━━ The input ━━

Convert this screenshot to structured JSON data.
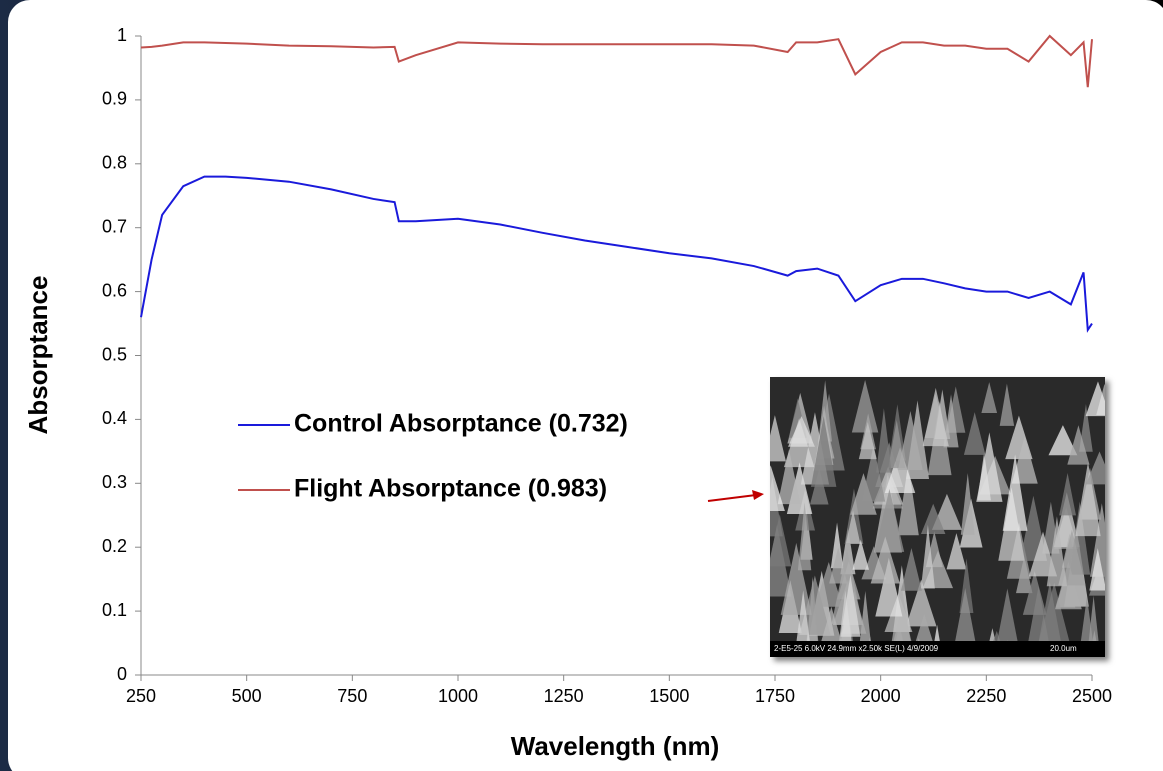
{
  "chart_data": {
    "type": "line",
    "x_label": "Wavelength (nm)",
    "y_label": "Absorptance",
    "x": [
      250,
      275,
      300,
      350,
      400,
      450,
      500,
      600,
      700,
      800,
      850,
      860,
      900,
      1000,
      1100,
      1200,
      1300,
      1400,
      1500,
      1600,
      1700,
      1780,
      1800,
      1850,
      1900,
      1940,
      2000,
      2050,
      2100,
      2150,
      2200,
      2250,
      2300,
      2350,
      2400,
      2450,
      2480,
      2490,
      2500
    ],
    "series": [
      {
        "name": "Control Absorptance (0.732)",
        "color": "#1a1adb",
        "values": [
          0.56,
          0.65,
          0.72,
          0.765,
          0.78,
          0.78,
          0.778,
          0.772,
          0.76,
          0.745,
          0.74,
          0.71,
          0.71,
          0.714,
          0.705,
          0.692,
          0.68,
          0.67,
          0.66,
          0.652,
          0.64,
          0.625,
          0.632,
          0.636,
          0.625,
          0.585,
          0.61,
          0.62,
          0.62,
          0.613,
          0.605,
          0.6,
          0.6,
          0.59,
          0.6,
          0.58,
          0.63,
          0.54,
          0.55
        ]
      },
      {
        "name": "Flight Absorptance (0.983)",
        "color": "#c0504d",
        "values": [
          0.982,
          0.983,
          0.985,
          0.99,
          0.99,
          0.989,
          0.988,
          0.985,
          0.984,
          0.982,
          0.983,
          0.96,
          0.97,
          0.99,
          0.988,
          0.987,
          0.987,
          0.987,
          0.987,
          0.987,
          0.985,
          0.975,
          0.99,
          0.99,
          0.995,
          0.94,
          0.975,
          0.99,
          0.99,
          0.985,
          0.985,
          0.98,
          0.98,
          0.96,
          1.0,
          0.97,
          0.99,
          0.92,
          0.995
        ]
      }
    ],
    "xlim": [
      250,
      2500
    ],
    "xticks": [
      250,
      500,
      750,
      1000,
      1250,
      1500,
      1750,
      2000,
      2250,
      2500
    ],
    "ylim": [
      0,
      1
    ],
    "yticks": [
      0,
      0.1,
      0.2,
      0.3,
      0.4,
      0.5,
      0.6,
      0.7,
      0.8,
      0.9,
      1
    ],
    "grid": false,
    "inset": {
      "caption": "2-E5-25 6.0kV 24.9mm x2.50k SE(L) 4/9/2009",
      "scale": "20.0um"
    }
  }
}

━━━

**Requirement**
Output the data exactly. Pictures don't belong in the result.

**Reply**
Convert this screenshot to structured JSON data.
{
  "chart_data": {
    "type": "line",
    "x_label": "Wavelength (nm)",
    "y_label": "Absorptance",
    "x": [
      250,
      275,
      300,
      350,
      400,
      450,
      500,
      600,
      700,
      800,
      850,
      860,
      900,
      1000,
      1100,
      1200,
      1300,
      1400,
      1500,
      1600,
      1700,
      1780,
      1800,
      1850,
      1900,
      1940,
      2000,
      2050,
      2100,
      2150,
      2200,
      2250,
      2300,
      2350,
      2400,
      2450,
      2480,
      2490,
      2500
    ],
    "series": [
      {
        "name": "Control Absorptance (0.732)",
        "color": "#1a1adb",
        "values": [
          0.56,
          0.65,
          0.72,
          0.765,
          0.78,
          0.78,
          0.778,
          0.772,
          0.76,
          0.745,
          0.74,
          0.71,
          0.71,
          0.714,
          0.705,
          0.692,
          0.68,
          0.67,
          0.66,
          0.652,
          0.64,
          0.625,
          0.632,
          0.636,
          0.625,
          0.585,
          0.61,
          0.62,
          0.62,
          0.613,
          0.605,
          0.6,
          0.6,
          0.59,
          0.6,
          0.58,
          0.63,
          0.54,
          0.55
        ]
      },
      {
        "name": "Flight Absorptance (0.983)",
        "color": "#c0504d",
        "values": [
          0.982,
          0.983,
          0.985,
          0.99,
          0.99,
          0.989,
          0.988,
          0.985,
          0.984,
          0.982,
          0.983,
          0.96,
          0.97,
          0.99,
          0.988,
          0.987,
          0.987,
          0.987,
          0.987,
          0.987,
          0.985,
          0.975,
          0.99,
          0.99,
          0.995,
          0.94,
          0.975,
          0.99,
          0.99,
          0.985,
          0.985,
          0.98,
          0.98,
          0.96,
          1.0,
          0.97,
          0.99,
          0.92,
          0.995
        ]
      }
    ],
    "xlim": [
      250,
      2500
    ],
    "xticks": [
      250,
      500,
      750,
      1000,
      1250,
      1500,
      1750,
      2000,
      2250,
      2500
    ],
    "ylim": [
      0,
      1
    ],
    "yticks": [
      0,
      0.1,
      0.2,
      0.3,
      0.4,
      0.5,
      0.6,
      0.7,
      0.8,
      0.9,
      1
    ],
    "grid": false,
    "inset": {
      "caption": "2-E5-25 6.0kV 24.9mm x2.50k SE(L) 4/9/2009",
      "scale": "20.0um"
    }
  }
}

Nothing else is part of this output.